━━ Input data

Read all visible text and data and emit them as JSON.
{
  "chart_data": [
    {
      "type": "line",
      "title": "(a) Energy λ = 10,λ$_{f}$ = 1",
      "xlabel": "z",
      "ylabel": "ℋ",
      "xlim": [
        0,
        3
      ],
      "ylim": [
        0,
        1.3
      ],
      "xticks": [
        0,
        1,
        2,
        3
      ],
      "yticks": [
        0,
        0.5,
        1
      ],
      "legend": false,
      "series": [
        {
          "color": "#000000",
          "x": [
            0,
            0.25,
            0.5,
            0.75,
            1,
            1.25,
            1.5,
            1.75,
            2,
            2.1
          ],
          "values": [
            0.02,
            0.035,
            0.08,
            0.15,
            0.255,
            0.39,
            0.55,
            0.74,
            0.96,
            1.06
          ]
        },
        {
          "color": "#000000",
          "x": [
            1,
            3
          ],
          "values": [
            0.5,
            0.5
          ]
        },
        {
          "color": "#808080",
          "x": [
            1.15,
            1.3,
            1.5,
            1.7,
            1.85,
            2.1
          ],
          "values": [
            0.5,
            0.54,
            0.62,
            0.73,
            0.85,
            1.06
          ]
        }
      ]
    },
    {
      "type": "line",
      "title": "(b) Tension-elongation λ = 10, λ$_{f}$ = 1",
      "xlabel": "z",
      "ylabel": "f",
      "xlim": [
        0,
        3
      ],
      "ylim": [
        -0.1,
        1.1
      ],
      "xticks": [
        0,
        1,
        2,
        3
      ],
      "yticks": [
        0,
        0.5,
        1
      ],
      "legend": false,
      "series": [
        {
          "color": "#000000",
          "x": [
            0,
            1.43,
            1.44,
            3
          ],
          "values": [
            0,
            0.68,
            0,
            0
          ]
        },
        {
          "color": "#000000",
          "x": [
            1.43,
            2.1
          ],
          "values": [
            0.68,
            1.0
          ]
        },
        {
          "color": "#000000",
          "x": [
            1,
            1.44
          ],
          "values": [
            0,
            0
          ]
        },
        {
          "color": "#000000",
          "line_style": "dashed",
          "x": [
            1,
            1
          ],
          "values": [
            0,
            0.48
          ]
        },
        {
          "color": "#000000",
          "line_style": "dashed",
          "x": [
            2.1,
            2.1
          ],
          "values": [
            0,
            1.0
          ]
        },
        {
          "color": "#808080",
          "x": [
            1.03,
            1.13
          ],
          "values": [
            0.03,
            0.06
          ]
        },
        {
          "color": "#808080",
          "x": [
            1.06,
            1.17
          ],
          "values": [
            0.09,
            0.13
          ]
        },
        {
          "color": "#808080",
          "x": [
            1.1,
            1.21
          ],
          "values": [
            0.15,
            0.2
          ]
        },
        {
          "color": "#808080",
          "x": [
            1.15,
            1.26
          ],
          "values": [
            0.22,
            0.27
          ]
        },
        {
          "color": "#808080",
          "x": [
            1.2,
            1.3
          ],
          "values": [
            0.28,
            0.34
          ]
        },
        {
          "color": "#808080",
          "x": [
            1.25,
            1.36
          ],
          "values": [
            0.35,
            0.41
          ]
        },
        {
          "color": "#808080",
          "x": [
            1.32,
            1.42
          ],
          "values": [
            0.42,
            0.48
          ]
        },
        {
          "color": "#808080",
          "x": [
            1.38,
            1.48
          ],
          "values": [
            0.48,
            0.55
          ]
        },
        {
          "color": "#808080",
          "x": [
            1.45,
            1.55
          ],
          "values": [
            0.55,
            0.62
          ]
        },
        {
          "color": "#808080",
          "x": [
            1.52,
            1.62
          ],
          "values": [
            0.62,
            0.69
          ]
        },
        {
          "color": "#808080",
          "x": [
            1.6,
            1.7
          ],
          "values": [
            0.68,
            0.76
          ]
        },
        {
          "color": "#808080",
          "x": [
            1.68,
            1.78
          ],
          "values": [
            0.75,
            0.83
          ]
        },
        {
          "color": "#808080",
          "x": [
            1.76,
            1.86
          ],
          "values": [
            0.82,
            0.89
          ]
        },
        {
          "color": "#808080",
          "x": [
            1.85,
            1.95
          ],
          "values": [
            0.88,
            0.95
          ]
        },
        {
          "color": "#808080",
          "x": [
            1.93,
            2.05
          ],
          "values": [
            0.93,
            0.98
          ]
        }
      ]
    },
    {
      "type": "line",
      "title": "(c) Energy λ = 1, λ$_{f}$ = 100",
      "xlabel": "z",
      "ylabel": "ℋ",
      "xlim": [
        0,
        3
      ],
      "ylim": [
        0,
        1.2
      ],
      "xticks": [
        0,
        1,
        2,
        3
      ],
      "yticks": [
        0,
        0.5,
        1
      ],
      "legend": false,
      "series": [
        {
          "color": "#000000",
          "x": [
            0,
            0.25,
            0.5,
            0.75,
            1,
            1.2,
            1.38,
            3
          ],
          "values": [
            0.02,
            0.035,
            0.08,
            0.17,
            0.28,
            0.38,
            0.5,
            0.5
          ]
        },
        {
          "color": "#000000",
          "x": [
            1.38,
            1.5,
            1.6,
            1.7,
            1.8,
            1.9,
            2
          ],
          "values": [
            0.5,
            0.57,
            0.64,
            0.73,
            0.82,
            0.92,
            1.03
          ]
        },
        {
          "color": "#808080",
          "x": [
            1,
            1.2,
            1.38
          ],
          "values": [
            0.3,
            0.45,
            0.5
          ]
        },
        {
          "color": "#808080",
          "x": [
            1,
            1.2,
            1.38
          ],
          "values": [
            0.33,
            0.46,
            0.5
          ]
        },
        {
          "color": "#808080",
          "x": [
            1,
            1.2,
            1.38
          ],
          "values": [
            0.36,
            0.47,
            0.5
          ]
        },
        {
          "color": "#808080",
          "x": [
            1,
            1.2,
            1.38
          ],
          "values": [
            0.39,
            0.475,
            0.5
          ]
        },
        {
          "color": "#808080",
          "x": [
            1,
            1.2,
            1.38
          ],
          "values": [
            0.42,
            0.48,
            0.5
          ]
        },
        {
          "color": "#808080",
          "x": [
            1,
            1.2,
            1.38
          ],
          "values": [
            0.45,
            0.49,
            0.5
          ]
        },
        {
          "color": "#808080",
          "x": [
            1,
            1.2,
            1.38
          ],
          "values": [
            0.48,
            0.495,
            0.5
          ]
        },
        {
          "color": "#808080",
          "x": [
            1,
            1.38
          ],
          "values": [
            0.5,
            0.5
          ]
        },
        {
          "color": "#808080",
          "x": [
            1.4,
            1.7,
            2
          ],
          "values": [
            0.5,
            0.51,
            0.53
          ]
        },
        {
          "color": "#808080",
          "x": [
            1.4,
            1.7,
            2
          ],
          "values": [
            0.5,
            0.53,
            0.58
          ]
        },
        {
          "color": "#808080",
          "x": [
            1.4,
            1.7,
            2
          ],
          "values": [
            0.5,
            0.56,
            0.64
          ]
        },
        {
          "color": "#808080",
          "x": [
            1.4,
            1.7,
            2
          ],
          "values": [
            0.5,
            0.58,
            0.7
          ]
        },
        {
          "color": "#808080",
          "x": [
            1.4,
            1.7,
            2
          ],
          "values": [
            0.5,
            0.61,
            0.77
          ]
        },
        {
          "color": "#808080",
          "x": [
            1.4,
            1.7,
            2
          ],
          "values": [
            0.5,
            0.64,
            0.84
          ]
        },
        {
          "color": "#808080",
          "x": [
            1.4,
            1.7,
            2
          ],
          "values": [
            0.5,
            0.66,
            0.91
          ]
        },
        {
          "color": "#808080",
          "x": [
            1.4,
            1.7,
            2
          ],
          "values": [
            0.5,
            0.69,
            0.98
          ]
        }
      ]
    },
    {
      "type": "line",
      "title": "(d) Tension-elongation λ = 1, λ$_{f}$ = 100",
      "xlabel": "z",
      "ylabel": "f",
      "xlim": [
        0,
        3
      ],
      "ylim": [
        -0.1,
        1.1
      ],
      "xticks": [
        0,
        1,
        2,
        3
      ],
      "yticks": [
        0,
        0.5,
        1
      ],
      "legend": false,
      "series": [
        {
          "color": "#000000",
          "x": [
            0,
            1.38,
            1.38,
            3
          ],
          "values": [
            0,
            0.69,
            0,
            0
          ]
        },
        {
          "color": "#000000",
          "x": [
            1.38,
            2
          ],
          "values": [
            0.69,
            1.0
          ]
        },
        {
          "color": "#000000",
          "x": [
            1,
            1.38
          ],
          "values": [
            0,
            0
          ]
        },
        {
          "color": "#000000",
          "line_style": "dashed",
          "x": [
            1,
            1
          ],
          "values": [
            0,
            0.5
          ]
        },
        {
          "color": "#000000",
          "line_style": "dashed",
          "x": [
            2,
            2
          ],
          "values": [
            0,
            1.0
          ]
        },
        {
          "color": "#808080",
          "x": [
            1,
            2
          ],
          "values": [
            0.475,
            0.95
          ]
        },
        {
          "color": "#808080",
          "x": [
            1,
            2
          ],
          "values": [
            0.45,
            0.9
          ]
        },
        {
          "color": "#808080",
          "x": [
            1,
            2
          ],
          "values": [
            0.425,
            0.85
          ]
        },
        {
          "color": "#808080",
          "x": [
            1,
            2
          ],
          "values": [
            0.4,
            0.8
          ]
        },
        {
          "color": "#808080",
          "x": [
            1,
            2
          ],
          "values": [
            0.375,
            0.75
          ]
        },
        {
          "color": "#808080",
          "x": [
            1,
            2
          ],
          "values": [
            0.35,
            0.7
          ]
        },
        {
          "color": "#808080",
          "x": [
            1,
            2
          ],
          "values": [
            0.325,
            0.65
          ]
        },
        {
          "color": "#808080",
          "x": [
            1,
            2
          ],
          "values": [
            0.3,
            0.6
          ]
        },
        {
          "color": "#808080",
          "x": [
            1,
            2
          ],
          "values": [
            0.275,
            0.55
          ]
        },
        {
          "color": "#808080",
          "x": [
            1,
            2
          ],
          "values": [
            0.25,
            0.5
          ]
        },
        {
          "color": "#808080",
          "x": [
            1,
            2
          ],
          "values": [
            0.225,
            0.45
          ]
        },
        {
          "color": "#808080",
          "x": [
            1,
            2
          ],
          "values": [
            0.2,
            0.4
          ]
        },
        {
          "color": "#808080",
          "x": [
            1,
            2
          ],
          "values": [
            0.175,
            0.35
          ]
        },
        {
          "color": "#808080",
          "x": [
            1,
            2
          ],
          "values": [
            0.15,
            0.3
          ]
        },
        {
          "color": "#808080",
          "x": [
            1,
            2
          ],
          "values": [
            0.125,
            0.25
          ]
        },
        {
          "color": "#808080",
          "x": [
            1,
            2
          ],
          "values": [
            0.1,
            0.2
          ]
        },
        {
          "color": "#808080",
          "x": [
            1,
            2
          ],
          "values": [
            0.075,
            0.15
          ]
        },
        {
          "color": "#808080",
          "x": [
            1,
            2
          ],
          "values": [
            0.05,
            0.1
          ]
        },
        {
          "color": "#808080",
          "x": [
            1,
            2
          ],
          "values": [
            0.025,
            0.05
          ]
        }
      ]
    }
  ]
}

━━━━

* _Exercise_: Filter the entries down to the lines with the word "elongation" in them.

* _Final answer_:
      "title": "(b) Tension-elongation λ = 10, λ$_{f}$ = 1",
      "title": "(d) Tension-elongation λ = 1, λ$_{f}$ = 100",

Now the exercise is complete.